→ Description of the task:
Transcribe all of the material exactly, except for its pictures.

=== Entries shown ===

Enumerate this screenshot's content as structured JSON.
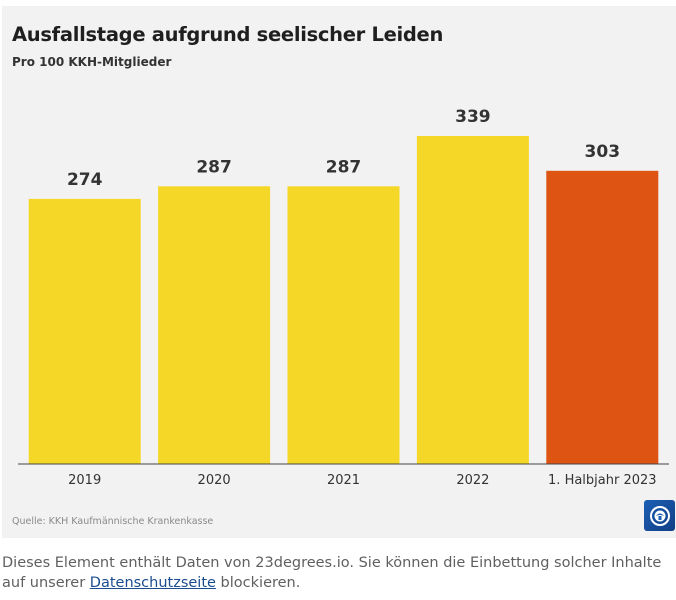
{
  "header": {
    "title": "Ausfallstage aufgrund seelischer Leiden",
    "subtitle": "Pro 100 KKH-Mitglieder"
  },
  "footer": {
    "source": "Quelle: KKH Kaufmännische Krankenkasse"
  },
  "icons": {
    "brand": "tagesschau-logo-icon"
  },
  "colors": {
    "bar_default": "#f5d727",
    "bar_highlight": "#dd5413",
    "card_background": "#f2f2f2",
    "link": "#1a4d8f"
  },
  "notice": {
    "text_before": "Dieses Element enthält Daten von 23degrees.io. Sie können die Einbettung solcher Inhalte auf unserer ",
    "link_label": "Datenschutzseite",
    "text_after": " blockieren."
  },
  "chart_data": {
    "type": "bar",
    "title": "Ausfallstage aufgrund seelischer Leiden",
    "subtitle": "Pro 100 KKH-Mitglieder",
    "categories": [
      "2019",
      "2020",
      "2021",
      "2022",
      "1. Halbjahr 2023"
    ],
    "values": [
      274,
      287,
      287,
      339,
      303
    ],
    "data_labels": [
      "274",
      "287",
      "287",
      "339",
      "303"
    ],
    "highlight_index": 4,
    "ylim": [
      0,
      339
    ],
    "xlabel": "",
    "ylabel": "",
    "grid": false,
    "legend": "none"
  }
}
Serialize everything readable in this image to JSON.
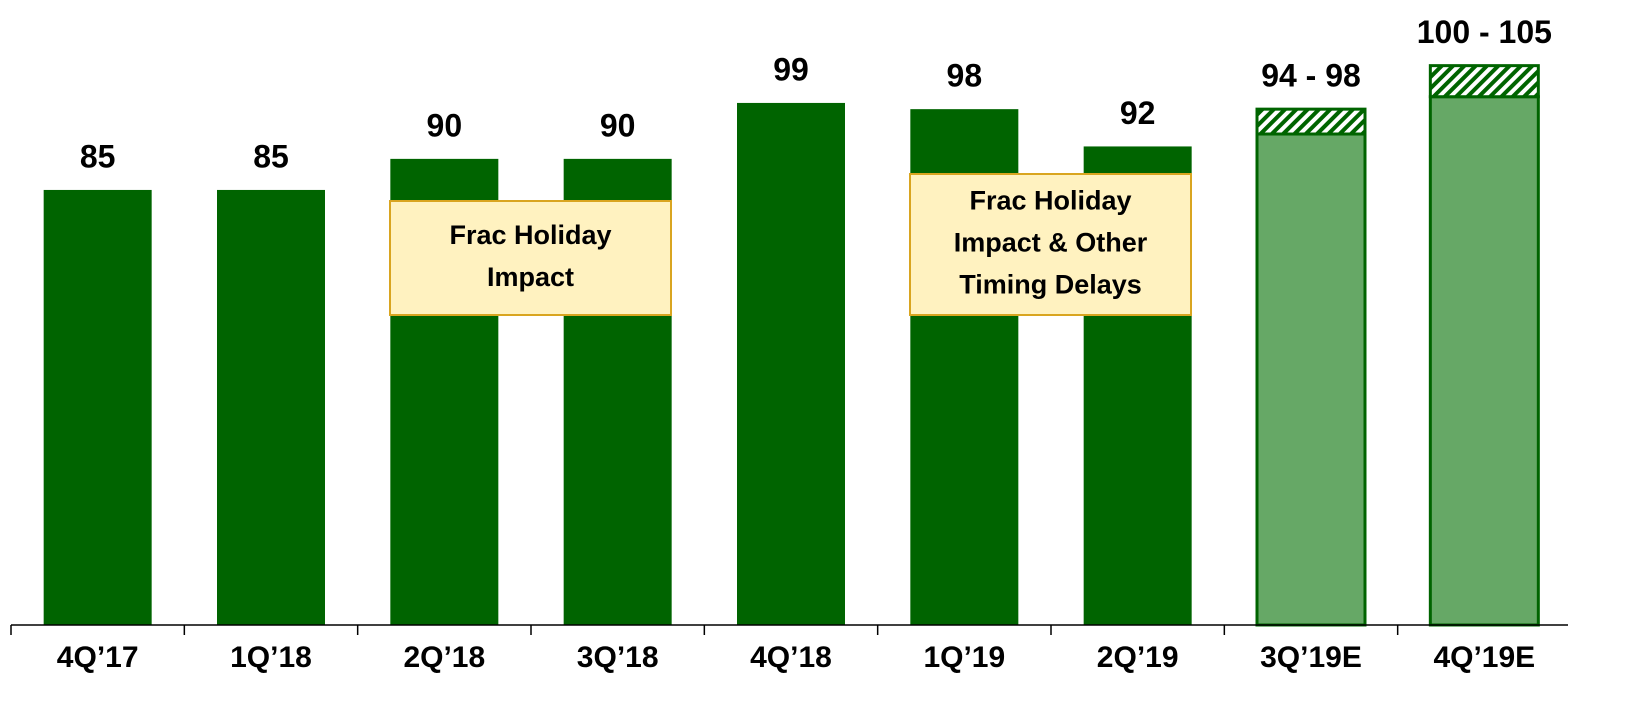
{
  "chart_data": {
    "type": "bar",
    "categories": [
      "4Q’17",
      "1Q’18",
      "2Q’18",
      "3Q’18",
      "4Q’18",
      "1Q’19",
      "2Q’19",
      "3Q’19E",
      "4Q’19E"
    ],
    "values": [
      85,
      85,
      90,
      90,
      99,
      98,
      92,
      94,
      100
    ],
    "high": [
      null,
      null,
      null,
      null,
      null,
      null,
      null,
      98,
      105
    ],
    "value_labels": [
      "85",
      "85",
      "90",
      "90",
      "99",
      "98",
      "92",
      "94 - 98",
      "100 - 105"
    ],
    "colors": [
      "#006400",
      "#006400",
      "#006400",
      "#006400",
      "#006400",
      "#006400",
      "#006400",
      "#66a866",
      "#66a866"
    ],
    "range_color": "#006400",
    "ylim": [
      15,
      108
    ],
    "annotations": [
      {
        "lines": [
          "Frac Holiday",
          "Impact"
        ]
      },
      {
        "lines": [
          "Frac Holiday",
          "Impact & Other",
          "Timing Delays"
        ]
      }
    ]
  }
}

===

→ Result of the task:
Enumerate this screenshot's content as structured JSON.
{
  "header": {
    "title": "Ausfallstage aufgrund seelischer Leiden",
    "subtitle": "Pro 100 KKH-Mitglieder"
  },
  "footer": {
    "source": "Quelle: KKH Kaufmännische Krankenkasse"
  },
  "icons": {
    "brand": "tagesschau-logo-icon"
  },
  "colors": {
    "bar_default": "#f5d727",
    "bar_highlight": "#dd5413",
    "card_background": "#f2f2f2",
    "link": "#1a4d8f"
  },
  "notice": {
    "text_before": "Dieses Element enthält Daten von 23degrees.io. Sie können die Einbettung solcher Inhalte auf unserer ",
    "link_label": "Datenschutzseite",
    "text_after": " blockieren."
  },
  "chart_data": {
    "type": "bar",
    "title": "Ausfallstage aufgrund seelischer Leiden",
    "subtitle": "Pro 100 KKH-Mitglieder",
    "categories": [
      "2019",
      "2020",
      "2021",
      "2022",
      "1. Halbjahr 2023"
    ],
    "values": [
      274,
      287,
      287,
      339,
      303
    ],
    "data_labels": [
      "274",
      "287",
      "287",
      "339",
      "303"
    ],
    "highlight_index": 4,
    "ylim": [
      0,
      339
    ],
    "xlabel": "",
    "ylabel": "",
    "grid": false,
    "legend": "none"
  }
}
Serialize everything readable in this image to JSON.
{
  "chart_data": {
    "type": "bar",
    "categories": [
      "4Q’17",
      "1Q’18",
      "2Q’18",
      "3Q’18",
      "4Q’18",
      "1Q’19",
      "2Q’19",
      "3Q’19E",
      "4Q’19E"
    ],
    "values": [
      85,
      85,
      90,
      90,
      99,
      98,
      92,
      94,
      100
    ],
    "high": [
      null,
      null,
      null,
      null,
      null,
      null,
      null,
      98,
      105
    ],
    "value_labels": [
      "85",
      "85",
      "90",
      "90",
      "99",
      "98",
      "92",
      "94 - 98",
      "100 - 105"
    ],
    "colors": [
      "#006400",
      "#006400",
      "#006400",
      "#006400",
      "#006400",
      "#006400",
      "#006400",
      "#66a866",
      "#66a866"
    ],
    "range_color": "#006400",
    "ylim": [
      15,
      108
    ],
    "annotations": [
      {
        "lines": [
          "Frac Holiday",
          "Impact"
        ]
      },
      {
        "lines": [
          "Frac Holiday",
          "Impact & Other",
          "Timing Delays"
        ]
      }
    ]
  }
}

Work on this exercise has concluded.